### Problem to solve
Quote every line below exactly as it reads.

### Listing
※

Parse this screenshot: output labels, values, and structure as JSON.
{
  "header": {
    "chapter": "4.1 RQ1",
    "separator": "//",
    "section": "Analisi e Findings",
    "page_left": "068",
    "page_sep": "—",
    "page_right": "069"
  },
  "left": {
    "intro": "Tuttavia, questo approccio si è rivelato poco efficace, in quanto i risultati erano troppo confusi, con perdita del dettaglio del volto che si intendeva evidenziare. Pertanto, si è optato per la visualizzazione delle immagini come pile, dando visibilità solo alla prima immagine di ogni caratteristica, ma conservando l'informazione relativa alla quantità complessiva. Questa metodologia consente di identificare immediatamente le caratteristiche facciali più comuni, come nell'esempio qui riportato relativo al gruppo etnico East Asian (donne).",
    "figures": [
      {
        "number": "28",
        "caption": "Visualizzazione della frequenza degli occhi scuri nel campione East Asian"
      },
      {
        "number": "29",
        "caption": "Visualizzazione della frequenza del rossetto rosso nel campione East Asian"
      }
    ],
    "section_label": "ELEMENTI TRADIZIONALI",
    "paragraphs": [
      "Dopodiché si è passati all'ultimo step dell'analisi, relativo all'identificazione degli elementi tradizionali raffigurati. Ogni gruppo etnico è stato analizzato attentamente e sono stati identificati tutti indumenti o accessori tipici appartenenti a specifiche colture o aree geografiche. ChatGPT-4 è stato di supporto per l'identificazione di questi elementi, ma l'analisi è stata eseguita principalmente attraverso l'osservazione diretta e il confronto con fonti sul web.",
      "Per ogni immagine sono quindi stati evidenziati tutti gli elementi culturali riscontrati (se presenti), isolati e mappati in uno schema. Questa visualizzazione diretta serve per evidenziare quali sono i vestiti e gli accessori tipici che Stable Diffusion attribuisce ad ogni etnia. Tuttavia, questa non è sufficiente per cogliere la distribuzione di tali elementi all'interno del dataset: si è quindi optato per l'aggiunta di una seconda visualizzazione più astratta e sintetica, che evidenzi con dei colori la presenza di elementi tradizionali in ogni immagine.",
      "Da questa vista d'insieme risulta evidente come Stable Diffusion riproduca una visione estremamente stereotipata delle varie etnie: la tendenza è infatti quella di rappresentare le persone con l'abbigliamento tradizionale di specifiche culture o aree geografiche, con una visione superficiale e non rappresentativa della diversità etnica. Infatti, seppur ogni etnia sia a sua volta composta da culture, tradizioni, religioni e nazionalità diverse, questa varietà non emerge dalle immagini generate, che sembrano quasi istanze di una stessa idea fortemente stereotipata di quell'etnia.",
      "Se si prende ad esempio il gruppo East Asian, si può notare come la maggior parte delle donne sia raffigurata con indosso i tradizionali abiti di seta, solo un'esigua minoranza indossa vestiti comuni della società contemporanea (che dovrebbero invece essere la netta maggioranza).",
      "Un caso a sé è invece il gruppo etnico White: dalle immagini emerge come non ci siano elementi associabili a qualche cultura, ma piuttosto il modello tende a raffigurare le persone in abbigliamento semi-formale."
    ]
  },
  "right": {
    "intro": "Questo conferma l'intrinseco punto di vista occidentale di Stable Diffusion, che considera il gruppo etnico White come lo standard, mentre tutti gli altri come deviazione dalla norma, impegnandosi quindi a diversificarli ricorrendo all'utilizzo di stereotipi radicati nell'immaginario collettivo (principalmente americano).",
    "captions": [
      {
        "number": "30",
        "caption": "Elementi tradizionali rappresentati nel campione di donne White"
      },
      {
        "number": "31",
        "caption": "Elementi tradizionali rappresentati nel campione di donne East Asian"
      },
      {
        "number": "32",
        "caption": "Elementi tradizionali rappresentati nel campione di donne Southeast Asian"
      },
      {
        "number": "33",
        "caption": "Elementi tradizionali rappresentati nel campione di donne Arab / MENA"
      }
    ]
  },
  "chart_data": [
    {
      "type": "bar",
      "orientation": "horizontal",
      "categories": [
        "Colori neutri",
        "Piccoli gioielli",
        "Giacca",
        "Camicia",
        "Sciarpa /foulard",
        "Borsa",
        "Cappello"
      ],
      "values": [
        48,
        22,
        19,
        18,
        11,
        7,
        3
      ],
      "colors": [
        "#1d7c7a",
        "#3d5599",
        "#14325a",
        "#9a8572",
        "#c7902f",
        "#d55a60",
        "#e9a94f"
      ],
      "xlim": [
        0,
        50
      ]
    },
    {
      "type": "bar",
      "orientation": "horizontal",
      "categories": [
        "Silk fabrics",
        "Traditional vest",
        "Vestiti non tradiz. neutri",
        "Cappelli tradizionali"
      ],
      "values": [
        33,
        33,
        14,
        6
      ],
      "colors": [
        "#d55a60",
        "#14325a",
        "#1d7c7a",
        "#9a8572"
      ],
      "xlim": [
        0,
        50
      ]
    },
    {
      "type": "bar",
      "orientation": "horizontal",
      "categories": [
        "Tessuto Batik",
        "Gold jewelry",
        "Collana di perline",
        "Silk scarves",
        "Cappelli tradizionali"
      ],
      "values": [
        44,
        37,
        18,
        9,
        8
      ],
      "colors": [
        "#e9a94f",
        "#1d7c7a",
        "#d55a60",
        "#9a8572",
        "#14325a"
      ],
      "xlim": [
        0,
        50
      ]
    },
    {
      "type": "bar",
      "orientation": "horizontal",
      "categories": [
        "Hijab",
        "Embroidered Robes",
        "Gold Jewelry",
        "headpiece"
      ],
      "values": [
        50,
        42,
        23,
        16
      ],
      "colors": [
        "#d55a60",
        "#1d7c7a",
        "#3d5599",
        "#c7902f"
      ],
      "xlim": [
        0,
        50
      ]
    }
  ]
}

※

### Full response
Parse this screenshot: output labels, values, and structure as JSON.
{
  "header": {
    "chapter": "4.1 RQ1",
    "separator": "//",
    "section": "Analisi e Findings",
    "page_left": "068",
    "page_sep": "—",
    "page_right": "069"
  },
  "left": {
    "intro": "Tuttavia, questo approccio si è rivelato poco efficace, in quanto i risultati erano troppo confusi, con perdita del dettaglio del volto che si intendeva evidenziare. Pertanto, si è optato per la visualizzazione delle immagini come pile, dando visibilità solo alla prima immagine di ogni caratteristica, ma conservando l'informazione relativa alla quantità complessiva. Questa metodologia consente di identificare immediatamente le caratteristiche facciali più comuni, come nell'esempio qui riportato relativo al gruppo etnico East Asian (donne).",
    "figures": [
      {
        "number": "28",
        "caption": "Visualizzazione della frequenza degli occhi scuri nel campione East Asian"
      },
      {
        "number": "29",
        "caption": "Visualizzazione della frequenza del rossetto rosso nel campione East Asian"
      }
    ],
    "section_label": "ELEMENTI TRADIZIONALI",
    "paragraphs": [
      "Dopodiché si è passati all'ultimo step dell'analisi, relativo all'identificazione degli elementi tradizionali raffigurati. Ogni gruppo etnico è stato analizzato attentamente e sono stati identificati tutti indumenti o accessori tipici appartenenti a specifiche colture o aree geografiche. ChatGPT-4 è stato di supporto per l'identificazione di questi elementi, ma l'analisi è stata eseguita principalmente attraverso l'osservazione diretta e il confronto con fonti sul web.",
      "Per ogni immagine sono quindi stati evidenziati tutti gli elementi culturali riscontrati (se presenti), isolati e mappati in uno schema. Questa visualizzazione diretta serve per evidenziare quali sono i vestiti e gli accessori tipici che Stable Diffusion attribuisce ad ogni etnia. Tuttavia, questa non è sufficiente per cogliere la distribuzione di tali elementi all'interno del dataset: si è quindi optato per l'aggiunta di una seconda visualizzazione più astratta e sintetica, che evidenzi con dei colori la presenza di elementi tradizionali in ogni immagine.",
      "Da questa vista d'insieme risulta evidente come Stable Diffusion riproduca una visione estremamente stereotipata delle varie etnie: la tendenza è infatti quella di rappresentare le persone con l'abbigliamento tradizionale di specifiche culture o aree geografiche, con una visione superficiale e non rappresentativa della diversità etnica. Infatti, seppur ogni etnia sia a sua volta composta da culture, tradizioni, religioni e nazionalità diverse, questa varietà non emerge dalle immagini generate, che sembrano quasi istanze di una stessa idea fortemente stereotipata di quell'etnia.",
      "Se si prende ad esempio il gruppo East Asian, si può notare come la maggior parte delle donne sia raffigurata con indosso i tradizionali abiti di seta, solo un'esigua minoranza indossa vestiti comuni della società contemporanea (che dovrebbero invece essere la netta maggioranza).",
      "Un caso a sé è invece il gruppo etnico White: dalle immagini emerge come non ci siano elementi associabili a qualche cultura, ma piuttosto il modello tende a raffigurare le persone in abbigliamento semi-formale."
    ]
  },
  "right": {
    "intro": "Questo conferma l'intrinseco punto di vista occidentale di Stable Diffusion, che considera il gruppo etnico White come lo standard, mentre tutti gli altri come deviazione dalla norma, impegnandosi quindi a diversificarli ricorrendo all'utilizzo di stereotipi radicati nell'immaginario collettivo (principalmente americano).",
    "captions": [
      {
        "number": "30",
        "caption": "Elementi tradizionali rappresentati nel campione di donne White"
      },
      {
        "number": "31",
        "caption": "Elementi tradizionali rappresentati nel campione di donne East Asian"
      },
      {
        "number": "32",
        "caption": "Elementi tradizionali rappresentati nel campione di donne Southeast Asian"
      },
      {
        "number": "33",
        "caption": "Elementi tradizionali rappresentati nel campione di donne Arab / MENA"
      }
    ]
  },
  "chart_data": [
    {
      "type": "bar",
      "orientation": "horizontal",
      "categories": [
        "Colori neutri",
        "Piccoli gioielli",
        "Giacca",
        "Camicia",
        "Sciarpa /foulard",
        "Borsa",
        "Cappello"
      ],
      "values": [
        48,
        22,
        19,
        18,
        11,
        7,
        3
      ],
      "colors": [
        "#1d7c7a",
        "#3d5599",
        "#14325a",
        "#9a8572",
        "#c7902f",
        "#d55a60",
        "#e9a94f"
      ],
      "xlim": [
        0,
        50
      ]
    },
    {
      "type": "bar",
      "orientation": "horizontal",
      "categories": [
        "Silk fabrics",
        "Traditional vest",
        "Vestiti non tradiz. neutri",
        "Cappelli tradizionali"
      ],
      "values": [
        33,
        33,
        14,
        6
      ],
      "colors": [
        "#d55a60",
        "#14325a",
        "#1d7c7a",
        "#9a8572"
      ],
      "xlim": [
        0,
        50
      ]
    },
    {
      "type": "bar",
      "orientation": "horizontal",
      "categories": [
        "Tessuto Batik",
        "Gold jewelry",
        "Collana di perline",
        "Silk scarves",
        "Cappelli tradizionali"
      ],
      "values": [
        44,
        37,
        18,
        9,
        8
      ],
      "colors": [
        "#e9a94f",
        "#1d7c7a",
        "#d55a60",
        "#9a8572",
        "#14325a"
      ],
      "xlim": [
        0,
        50
      ]
    },
    {
      "type": "bar",
      "orientation": "horizontal",
      "categories": [
        "Hijab",
        "Embroidered Robes",
        "Gold Jewelry",
        "headpiece"
      ],
      "values": [
        50,
        42,
        23,
        16
      ],
      "colors": [
        "#d55a60",
        "#1d7c7a",
        "#3d5599",
        "#c7902f"
      ],
      "xlim": [
        0,
        50
      ]
    }
  ]
}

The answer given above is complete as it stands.